THE REQUEST
Write out the records below once more, exactly as they stand.

MATERIAL TO PROCESS
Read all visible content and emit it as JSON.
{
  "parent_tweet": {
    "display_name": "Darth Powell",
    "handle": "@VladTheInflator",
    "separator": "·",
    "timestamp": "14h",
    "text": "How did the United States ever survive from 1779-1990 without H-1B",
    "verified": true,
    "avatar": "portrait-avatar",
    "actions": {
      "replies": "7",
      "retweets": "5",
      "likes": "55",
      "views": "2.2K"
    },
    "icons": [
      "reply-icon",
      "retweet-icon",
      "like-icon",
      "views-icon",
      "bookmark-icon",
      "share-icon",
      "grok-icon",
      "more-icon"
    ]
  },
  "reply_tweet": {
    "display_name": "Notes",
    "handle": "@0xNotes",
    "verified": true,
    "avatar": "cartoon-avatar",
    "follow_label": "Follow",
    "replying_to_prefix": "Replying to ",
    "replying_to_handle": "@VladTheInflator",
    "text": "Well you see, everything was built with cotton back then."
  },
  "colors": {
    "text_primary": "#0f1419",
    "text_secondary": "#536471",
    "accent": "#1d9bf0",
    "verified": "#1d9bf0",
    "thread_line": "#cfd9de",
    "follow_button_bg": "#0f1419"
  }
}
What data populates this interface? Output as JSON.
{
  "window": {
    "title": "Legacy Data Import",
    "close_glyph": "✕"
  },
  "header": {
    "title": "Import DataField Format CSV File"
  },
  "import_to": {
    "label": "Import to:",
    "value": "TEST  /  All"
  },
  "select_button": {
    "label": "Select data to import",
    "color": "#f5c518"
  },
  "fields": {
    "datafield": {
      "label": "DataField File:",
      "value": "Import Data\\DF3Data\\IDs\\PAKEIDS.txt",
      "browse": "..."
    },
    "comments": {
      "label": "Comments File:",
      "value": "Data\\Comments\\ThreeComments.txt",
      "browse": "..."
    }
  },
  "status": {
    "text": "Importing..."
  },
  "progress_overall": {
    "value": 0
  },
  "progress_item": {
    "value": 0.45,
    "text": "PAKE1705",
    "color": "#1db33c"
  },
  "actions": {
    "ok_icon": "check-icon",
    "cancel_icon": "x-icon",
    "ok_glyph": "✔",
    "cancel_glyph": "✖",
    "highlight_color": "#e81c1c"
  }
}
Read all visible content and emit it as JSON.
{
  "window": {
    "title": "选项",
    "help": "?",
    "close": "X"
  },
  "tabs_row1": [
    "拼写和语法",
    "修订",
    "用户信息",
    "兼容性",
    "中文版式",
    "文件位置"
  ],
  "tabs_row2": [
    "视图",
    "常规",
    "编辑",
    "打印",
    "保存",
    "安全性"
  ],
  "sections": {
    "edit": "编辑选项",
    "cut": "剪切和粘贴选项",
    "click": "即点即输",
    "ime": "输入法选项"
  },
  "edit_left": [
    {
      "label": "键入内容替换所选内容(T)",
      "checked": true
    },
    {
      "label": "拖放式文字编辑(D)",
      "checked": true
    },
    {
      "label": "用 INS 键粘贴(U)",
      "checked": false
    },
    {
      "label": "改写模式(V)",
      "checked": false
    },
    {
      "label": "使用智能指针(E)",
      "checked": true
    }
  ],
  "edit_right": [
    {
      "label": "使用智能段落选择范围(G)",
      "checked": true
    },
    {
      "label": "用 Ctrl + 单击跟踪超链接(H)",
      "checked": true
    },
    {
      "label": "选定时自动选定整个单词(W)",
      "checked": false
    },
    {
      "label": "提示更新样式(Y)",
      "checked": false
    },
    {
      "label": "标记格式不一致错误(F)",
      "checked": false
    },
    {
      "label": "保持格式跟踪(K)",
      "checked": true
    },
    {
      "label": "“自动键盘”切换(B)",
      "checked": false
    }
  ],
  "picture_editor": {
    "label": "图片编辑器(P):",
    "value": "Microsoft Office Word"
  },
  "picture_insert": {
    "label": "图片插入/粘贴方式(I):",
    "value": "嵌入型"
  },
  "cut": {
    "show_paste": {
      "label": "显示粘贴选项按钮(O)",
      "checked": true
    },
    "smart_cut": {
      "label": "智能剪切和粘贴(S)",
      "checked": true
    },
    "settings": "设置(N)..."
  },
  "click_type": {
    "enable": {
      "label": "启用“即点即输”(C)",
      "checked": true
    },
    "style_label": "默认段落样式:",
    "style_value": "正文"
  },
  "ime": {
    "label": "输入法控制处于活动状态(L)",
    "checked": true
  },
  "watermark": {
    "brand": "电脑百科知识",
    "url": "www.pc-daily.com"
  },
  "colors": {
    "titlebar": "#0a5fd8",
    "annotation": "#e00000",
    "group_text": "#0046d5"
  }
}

RESULT OF THIS TASK
Read all visible content and emit it as JSON.
{
  "parent_tweet": {
    "display_name": "Darth Powell",
    "handle": "@VladTheInflator",
    "separator": "·",
    "timestamp": "14h",
    "text": "How did the United States ever survive from 1779-1990 without H-1B",
    "verified": true,
    "avatar": "portrait-avatar",
    "actions": {
      "replies": "7",
      "retweets": "5",
      "likes": "55",
      "views": "2.2K"
    },
    "icons": [
      "reply-icon",
      "retweet-icon",
      "like-icon",
      "views-icon",
      "bookmark-icon",
      "share-icon",
      "grok-icon",
      "more-icon"
    ]
  },
  "reply_tweet": {
    "display_name": "Notes",
    "handle": "@0xNotes",
    "verified": true,
    "avatar": "cartoon-avatar",
    "follow_label": "Follow",
    "replying_to_prefix": "Replying to ",
    "replying_to_handle": "@VladTheInflator",
    "text": "Well you see, everything was built with cotton back then."
  },
  "colors": {
    "text_primary": "#0f1419",
    "text_secondary": "#536471",
    "accent": "#1d9bf0",
    "verified": "#1d9bf0",
    "thread_line": "#cfd9de",
    "follow_button_bg": "#0f1419"
  }
}
What data populates this interface? Output as JSON.
{
  "window": {
    "title": "Legacy Data Import",
    "close_glyph": "✕"
  },
  "header": {
    "title": "Import DataField Format CSV File"
  },
  "import_to": {
    "label": "Import to:",
    "value": "TEST  /  All"
  },
  "select_button": {
    "label": "Select data to import",
    "color": "#f5c518"
  },
  "fields": {
    "datafield": {
      "label": "DataField File:",
      "value": "Import Data\\DF3Data\\IDs\\PAKEIDS.txt",
      "browse": "..."
    },
    "comments": {
      "label": "Comments File:",
      "value": "Data\\Comments\\ThreeComments.txt",
      "browse": "..."
    }
  },
  "status": {
    "text": "Importing..."
  },
  "progress_overall": {
    "value": 0
  },
  "progress_item": {
    "value": 0.45,
    "text": "PAKE1705",
    "color": "#1db33c"
  },
  "actions": {
    "ok_icon": "check-icon",
    "cancel_icon": "x-icon",
    "ok_glyph": "✔",
    "cancel_glyph": "✖",
    "highlight_color": "#e81c1c"
  }
}
Read all visible content and emit it as JSON.
{
  "window": {
    "title": "选项",
    "help": "?",
    "close": "X"
  },
  "tabs_row1": [
    "拼写和语法",
    "修订",
    "用户信息",
    "兼容性",
    "中文版式",
    "文件位置"
  ],
  "tabs_row2": [
    "视图",
    "常规",
    "编辑",
    "打印",
    "保存",
    "安全性"
  ],
  "sections": {
    "edit": "编辑选项",
    "cut": "剪切和粘贴选项",
    "click": "即点即输",
    "ime": "输入法选项"
  },
  "edit_left": [
    {
      "label": "键入内容替换所选内容(T)",
      "checked": true
    },
    {
      "label": "拖放式文字编辑(D)",
      "checked": true
    },
    {
      "label": "用 INS 键粘贴(U)",
      "checked": false
    },
    {
      "label": "改写模式(V)",
      "checked": false
    },
    {
      "label": "使用智能指针(E)",
      "checked": true
    }
  ],
  "edit_right": [
    {
      "label": "使用智能段落选择范围(G)",
      "checked": true
    },
    {
      "label": "用 Ctrl + 单击跟踪超链接(H)",
      "checked": true
    },
    {
      "label": "选定时自动选定整个单词(W)",
      "checked": false
    },
    {
      "label": "提示更新样式(Y)",
      "checked": false
    },
    {
      "label": "标记格式不一致错误(F)",
      "checked": false
    },
    {
      "label": "保持格式跟踪(K)",
      "checked": true
    },
    {
      "label": "“自动键盘”切换(B)",
      "checked": false
    }
  ],
  "picture_editor": {
    "label": "图片编辑器(P):",
    "value": "Microsoft Office Word"
  },
  "picture_insert": {
    "label": "图片插入/粘贴方式(I):",
    "value": "嵌入型"
  },
  "cut": {
    "show_paste": {
      "label": "显示粘贴选项按钮(O)",
      "checked": true
    },
    "smart_cut": {
      "label": "智能剪切和粘贴(S)",
      "checked": true
    },
    "settings": "设置(N)..."
  },
  "click_type": {
    "enable": {
      "label": "启用“即点即输”(C)",
      "checked": true
    },
    "style_label": "默认段落样式:",
    "style_value": "正文"
  },
  "ime": {
    "label": "输入法控制处于活动状态(L)",
    "checked": true
  },
  "watermark": {
    "brand": "电脑百科知识",
    "url": "www.pc-daily.com"
  },
  "colors": {
    "titlebar": "#0a5fd8",
    "annotation": "#e00000",
    "group_text": "#0046d5"
  }
}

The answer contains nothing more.